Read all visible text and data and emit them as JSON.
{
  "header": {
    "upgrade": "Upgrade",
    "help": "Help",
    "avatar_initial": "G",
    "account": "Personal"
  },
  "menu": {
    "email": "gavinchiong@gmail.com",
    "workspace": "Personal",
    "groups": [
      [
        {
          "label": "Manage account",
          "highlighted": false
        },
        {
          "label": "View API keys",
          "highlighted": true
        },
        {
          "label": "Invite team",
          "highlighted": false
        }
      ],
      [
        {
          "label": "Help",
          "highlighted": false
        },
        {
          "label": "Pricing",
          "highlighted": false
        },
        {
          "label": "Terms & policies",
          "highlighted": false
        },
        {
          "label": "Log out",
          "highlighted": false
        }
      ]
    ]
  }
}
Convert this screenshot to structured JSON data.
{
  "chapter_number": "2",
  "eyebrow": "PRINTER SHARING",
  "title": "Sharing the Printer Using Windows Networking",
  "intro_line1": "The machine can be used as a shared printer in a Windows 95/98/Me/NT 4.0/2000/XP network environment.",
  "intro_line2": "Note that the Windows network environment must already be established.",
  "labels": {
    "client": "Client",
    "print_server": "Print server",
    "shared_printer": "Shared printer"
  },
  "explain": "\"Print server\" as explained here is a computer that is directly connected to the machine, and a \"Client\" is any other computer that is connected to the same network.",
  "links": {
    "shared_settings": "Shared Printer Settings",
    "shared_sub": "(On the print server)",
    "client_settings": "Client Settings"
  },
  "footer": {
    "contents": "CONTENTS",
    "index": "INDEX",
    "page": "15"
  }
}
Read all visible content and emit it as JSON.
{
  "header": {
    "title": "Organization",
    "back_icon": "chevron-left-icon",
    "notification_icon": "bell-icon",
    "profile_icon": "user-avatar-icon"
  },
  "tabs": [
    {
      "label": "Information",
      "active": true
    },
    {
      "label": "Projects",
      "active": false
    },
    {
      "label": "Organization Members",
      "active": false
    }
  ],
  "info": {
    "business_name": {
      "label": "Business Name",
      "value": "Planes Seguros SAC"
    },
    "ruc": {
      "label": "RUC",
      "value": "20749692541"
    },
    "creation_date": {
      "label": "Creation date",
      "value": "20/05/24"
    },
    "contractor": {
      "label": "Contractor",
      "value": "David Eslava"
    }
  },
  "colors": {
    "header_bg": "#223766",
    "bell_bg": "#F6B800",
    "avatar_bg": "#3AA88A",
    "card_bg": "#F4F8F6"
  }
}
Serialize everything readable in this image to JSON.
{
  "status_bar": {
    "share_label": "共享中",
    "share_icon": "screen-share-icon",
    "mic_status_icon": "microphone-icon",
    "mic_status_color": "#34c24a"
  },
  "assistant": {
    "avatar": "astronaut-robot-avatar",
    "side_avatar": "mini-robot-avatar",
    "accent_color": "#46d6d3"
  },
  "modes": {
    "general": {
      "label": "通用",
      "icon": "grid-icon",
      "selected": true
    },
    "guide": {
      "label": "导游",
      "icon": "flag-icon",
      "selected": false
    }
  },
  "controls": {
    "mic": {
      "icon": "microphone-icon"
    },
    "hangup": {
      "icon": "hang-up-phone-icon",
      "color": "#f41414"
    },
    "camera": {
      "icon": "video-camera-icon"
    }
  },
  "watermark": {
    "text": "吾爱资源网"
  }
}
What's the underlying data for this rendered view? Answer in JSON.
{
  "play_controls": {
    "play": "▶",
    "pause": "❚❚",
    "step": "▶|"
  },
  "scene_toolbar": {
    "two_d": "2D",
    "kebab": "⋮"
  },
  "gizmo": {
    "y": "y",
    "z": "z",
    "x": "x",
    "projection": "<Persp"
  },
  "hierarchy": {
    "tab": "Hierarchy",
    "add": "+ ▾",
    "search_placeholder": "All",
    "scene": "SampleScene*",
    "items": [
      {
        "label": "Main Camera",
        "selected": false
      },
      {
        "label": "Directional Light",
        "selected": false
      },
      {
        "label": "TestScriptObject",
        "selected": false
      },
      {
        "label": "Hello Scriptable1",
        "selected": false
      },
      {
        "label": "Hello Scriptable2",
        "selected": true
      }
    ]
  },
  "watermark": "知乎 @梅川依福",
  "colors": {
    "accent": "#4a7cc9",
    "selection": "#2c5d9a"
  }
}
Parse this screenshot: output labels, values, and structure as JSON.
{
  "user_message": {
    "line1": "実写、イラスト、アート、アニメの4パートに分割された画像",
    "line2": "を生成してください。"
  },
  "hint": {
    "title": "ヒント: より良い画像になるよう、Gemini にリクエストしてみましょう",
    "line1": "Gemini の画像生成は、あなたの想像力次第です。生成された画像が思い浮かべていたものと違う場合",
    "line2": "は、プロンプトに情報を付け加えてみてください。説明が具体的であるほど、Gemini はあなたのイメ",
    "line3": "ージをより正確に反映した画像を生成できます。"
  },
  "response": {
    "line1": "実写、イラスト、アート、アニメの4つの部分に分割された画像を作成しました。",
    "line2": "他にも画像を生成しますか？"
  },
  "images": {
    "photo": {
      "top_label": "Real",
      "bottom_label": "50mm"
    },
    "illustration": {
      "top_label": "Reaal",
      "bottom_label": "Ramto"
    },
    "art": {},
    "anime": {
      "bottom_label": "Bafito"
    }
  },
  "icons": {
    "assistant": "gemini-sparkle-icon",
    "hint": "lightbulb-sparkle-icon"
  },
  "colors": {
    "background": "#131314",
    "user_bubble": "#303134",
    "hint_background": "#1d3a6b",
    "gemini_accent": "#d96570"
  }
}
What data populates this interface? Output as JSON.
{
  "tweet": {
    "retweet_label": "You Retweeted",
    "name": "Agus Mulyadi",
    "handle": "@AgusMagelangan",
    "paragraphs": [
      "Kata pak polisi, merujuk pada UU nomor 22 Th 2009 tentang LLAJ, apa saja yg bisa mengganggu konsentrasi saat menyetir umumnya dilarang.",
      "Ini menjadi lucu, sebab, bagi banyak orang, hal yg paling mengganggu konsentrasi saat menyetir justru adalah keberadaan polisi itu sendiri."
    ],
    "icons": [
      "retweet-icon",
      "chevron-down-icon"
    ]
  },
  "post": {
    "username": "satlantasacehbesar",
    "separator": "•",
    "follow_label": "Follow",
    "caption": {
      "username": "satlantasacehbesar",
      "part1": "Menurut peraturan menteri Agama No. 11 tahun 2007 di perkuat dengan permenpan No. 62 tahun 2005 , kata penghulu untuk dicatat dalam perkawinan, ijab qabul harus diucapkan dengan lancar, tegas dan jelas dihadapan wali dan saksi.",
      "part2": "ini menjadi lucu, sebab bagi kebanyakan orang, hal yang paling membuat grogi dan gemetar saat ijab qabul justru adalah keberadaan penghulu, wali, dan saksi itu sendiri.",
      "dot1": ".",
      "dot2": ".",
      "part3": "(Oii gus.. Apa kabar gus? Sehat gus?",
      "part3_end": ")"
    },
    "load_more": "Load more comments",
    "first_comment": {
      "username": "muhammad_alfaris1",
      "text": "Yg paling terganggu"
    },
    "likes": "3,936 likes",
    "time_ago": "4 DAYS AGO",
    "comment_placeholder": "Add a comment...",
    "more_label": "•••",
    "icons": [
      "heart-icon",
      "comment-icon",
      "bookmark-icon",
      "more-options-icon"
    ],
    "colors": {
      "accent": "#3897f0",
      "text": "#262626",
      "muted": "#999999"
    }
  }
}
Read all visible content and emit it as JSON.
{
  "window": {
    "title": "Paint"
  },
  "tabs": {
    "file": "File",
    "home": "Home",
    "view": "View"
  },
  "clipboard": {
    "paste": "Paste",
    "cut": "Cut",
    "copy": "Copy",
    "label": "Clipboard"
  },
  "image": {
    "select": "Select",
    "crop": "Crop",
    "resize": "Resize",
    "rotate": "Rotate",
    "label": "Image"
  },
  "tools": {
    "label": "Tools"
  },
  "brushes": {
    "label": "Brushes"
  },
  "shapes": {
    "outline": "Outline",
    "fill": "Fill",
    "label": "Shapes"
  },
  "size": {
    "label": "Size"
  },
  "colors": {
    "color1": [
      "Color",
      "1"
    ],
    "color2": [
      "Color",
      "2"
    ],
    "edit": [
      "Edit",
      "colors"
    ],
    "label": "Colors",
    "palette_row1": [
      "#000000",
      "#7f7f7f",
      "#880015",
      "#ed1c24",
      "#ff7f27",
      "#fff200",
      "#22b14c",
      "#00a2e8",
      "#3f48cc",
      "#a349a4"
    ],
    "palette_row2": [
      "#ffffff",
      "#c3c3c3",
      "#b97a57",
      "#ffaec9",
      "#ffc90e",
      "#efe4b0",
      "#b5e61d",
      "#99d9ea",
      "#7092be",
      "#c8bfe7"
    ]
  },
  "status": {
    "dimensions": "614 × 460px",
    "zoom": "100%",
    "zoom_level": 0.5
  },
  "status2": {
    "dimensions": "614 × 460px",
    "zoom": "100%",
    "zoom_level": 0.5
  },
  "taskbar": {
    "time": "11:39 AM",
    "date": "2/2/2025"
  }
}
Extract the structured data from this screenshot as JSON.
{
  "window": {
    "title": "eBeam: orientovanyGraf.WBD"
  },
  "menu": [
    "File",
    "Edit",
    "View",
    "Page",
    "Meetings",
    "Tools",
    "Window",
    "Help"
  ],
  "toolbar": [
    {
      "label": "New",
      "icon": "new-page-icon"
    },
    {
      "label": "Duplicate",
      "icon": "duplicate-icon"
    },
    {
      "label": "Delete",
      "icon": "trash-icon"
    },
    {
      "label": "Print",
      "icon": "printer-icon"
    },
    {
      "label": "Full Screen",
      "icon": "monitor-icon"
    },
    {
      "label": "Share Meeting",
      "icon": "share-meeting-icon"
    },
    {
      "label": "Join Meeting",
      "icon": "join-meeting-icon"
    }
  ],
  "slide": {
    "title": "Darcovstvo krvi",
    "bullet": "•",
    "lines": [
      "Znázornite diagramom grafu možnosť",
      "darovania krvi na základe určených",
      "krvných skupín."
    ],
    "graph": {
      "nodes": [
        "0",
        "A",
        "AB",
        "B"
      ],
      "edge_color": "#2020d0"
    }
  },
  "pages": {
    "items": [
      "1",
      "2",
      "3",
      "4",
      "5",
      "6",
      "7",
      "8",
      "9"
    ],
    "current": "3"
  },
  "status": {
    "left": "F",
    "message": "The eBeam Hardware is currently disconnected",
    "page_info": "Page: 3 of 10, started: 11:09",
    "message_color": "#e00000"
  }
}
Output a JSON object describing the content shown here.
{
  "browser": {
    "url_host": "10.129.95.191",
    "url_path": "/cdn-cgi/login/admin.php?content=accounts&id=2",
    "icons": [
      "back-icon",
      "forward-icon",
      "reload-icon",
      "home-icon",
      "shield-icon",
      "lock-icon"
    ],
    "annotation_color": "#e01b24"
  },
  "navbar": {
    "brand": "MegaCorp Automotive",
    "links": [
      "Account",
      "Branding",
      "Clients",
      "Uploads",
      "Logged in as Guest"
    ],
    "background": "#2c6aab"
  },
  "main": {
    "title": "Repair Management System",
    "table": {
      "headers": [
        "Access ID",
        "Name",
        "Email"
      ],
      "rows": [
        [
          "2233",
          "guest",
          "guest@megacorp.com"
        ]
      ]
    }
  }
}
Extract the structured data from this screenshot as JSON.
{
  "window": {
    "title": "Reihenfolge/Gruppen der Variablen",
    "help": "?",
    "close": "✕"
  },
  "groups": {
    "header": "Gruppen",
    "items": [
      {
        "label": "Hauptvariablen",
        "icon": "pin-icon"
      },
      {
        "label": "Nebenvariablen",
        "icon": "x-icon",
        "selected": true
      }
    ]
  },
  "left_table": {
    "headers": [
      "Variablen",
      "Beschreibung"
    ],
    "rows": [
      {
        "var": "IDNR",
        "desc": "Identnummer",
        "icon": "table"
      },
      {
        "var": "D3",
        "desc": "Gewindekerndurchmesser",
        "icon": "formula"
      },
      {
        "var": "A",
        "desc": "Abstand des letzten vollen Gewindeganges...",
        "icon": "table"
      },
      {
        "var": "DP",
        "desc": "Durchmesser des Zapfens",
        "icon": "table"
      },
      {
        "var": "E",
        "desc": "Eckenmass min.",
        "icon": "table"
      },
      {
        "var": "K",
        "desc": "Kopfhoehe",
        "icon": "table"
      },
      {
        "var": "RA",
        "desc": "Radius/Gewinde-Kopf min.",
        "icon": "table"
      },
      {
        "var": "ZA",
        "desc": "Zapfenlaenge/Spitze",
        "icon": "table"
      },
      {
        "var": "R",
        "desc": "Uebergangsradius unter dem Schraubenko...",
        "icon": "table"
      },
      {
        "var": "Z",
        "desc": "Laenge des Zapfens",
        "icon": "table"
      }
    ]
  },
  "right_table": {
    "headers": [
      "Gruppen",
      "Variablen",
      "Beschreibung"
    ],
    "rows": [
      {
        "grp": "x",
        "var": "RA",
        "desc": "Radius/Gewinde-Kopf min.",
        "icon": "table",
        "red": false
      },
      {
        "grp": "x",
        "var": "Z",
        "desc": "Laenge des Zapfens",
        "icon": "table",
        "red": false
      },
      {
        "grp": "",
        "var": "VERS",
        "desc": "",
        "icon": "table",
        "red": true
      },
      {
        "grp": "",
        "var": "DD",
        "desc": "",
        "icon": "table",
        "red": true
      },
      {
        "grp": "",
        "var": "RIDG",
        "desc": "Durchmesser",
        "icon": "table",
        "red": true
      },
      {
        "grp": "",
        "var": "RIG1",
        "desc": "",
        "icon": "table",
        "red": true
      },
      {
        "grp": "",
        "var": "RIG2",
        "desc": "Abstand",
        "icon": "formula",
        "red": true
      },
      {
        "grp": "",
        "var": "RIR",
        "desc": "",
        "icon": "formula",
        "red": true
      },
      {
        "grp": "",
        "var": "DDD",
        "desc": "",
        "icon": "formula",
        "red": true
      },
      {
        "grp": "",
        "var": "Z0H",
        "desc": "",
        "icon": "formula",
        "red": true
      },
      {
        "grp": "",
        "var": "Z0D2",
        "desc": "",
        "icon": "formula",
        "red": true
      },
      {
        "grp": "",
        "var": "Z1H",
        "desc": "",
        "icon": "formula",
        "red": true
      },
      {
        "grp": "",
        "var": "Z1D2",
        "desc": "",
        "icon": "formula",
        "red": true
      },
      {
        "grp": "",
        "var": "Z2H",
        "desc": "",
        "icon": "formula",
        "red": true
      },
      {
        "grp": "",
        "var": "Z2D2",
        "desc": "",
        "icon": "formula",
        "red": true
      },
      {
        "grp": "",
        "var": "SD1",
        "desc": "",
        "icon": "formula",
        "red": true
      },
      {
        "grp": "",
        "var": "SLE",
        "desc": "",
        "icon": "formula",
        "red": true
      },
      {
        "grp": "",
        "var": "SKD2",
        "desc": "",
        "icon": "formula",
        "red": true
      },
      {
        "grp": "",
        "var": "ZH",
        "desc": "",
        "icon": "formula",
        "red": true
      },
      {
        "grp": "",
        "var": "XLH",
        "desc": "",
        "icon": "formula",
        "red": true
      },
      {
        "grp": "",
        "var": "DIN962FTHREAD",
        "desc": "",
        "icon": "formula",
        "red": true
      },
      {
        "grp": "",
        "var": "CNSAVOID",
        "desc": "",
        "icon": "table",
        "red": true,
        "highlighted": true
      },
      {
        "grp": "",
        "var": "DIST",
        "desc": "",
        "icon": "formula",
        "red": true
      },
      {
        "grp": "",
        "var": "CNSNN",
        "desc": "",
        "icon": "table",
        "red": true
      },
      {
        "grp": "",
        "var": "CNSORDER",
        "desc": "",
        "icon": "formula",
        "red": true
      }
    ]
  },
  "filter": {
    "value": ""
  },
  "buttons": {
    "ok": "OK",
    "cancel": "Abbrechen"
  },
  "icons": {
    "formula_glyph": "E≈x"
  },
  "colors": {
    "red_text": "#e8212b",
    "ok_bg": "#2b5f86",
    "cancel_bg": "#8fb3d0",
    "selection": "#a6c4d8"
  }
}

__________________________________________________

> TASK DETAILS:
Check each line of the records for the string "sparkle" and state how many lines contain it. Give only the number.

> OUTPUT BELOW:
2